Objective: For every line in the records that has the word "ANALFABETISMO", make a copy.

Input rows:
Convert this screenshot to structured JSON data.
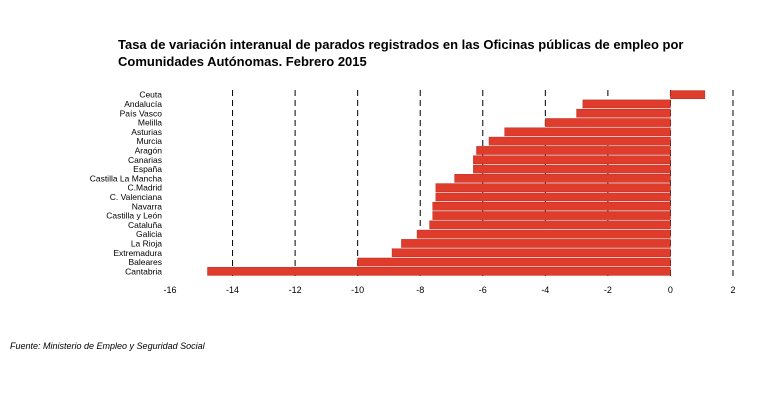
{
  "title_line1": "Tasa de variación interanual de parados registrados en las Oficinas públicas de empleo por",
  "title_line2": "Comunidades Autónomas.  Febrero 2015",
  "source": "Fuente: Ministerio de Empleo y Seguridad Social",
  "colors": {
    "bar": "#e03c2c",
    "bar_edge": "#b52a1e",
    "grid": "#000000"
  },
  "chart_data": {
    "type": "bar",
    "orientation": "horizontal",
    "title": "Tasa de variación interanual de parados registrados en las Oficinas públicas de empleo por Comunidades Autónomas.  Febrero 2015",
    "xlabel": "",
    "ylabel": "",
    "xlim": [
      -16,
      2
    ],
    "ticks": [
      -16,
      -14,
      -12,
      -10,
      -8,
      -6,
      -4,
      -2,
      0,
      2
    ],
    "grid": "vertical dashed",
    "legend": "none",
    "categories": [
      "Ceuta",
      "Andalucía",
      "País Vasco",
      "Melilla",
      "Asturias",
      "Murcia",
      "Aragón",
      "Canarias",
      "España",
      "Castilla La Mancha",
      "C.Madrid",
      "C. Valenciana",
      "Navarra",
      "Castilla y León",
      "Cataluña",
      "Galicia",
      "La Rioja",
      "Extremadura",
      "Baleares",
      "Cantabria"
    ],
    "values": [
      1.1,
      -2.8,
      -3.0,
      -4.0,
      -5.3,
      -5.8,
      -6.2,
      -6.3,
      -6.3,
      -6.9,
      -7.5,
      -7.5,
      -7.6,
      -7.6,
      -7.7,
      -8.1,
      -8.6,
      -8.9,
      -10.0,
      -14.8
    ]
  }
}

...

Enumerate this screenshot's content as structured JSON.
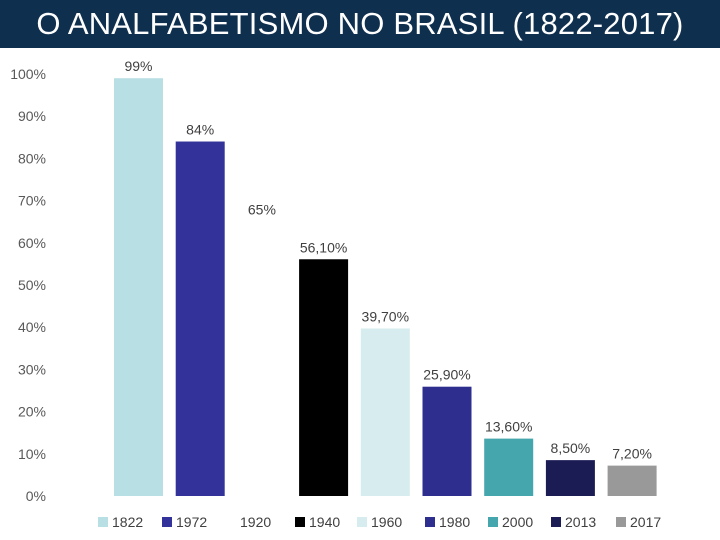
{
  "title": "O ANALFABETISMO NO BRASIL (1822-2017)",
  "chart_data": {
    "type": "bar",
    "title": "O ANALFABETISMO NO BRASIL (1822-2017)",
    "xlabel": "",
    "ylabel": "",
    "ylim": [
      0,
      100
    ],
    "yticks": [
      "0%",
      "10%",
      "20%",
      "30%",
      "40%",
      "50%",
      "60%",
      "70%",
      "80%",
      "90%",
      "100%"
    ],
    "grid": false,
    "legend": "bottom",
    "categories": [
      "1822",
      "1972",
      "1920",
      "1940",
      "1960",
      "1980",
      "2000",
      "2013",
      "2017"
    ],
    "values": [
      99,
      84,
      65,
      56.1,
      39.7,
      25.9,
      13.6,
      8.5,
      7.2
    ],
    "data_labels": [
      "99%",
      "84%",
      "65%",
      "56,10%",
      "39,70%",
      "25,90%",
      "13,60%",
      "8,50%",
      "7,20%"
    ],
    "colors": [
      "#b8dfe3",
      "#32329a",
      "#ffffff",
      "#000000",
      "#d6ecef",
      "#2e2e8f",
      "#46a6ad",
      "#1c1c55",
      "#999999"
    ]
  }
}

Result for this task:
  "title": "O ANALFABETISMO NO BRASIL (1822-2017)",
    "title": "O ANALFABETISMO NO BRASIL (1822-2017)",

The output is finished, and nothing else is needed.